• [Short exercise] Copy out, from the entries below, each line holding the string "play".

• [Rows]
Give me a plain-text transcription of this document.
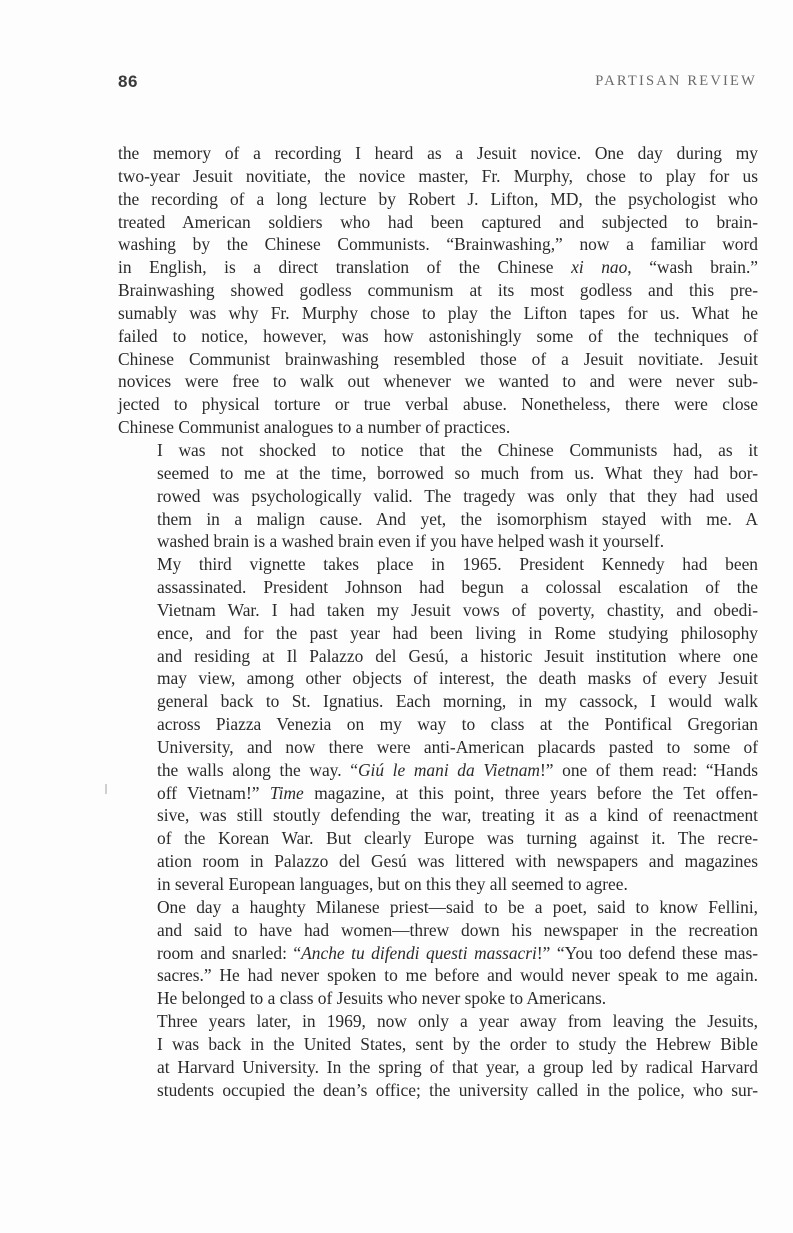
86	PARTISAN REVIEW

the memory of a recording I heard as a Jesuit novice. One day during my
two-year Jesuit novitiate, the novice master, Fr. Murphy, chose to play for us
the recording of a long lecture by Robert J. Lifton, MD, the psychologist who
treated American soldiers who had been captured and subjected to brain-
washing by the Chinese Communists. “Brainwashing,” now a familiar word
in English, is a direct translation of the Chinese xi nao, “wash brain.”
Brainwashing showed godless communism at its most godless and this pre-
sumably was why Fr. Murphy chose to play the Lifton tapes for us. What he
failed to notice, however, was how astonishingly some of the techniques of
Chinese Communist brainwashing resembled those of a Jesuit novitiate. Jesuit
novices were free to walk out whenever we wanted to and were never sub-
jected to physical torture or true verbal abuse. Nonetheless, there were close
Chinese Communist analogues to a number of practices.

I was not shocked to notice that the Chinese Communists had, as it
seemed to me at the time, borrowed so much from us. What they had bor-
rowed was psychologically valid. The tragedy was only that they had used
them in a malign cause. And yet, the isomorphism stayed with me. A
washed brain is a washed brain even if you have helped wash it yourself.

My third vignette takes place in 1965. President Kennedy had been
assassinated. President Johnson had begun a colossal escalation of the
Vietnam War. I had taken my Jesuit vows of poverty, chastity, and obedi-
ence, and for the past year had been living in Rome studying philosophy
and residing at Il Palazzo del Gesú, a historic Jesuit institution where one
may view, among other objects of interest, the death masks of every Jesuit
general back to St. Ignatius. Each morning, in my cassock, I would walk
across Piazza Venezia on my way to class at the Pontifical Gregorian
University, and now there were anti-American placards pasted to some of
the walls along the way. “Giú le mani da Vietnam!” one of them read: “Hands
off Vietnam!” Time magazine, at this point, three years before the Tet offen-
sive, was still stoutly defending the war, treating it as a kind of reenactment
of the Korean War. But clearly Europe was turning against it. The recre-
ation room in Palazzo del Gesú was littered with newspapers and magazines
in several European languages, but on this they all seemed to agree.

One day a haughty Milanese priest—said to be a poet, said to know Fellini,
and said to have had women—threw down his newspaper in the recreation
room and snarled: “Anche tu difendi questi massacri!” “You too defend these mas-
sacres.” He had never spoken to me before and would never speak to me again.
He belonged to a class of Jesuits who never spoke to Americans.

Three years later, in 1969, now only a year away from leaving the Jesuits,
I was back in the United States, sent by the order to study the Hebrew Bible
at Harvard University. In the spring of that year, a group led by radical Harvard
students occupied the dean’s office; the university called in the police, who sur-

• [Response]
two-year Jesuit novitiate, the novice master, Fr. Murphy, chose to play for us
sumably was why Fr. Murphy chose to play the Lifton tapes for us. What he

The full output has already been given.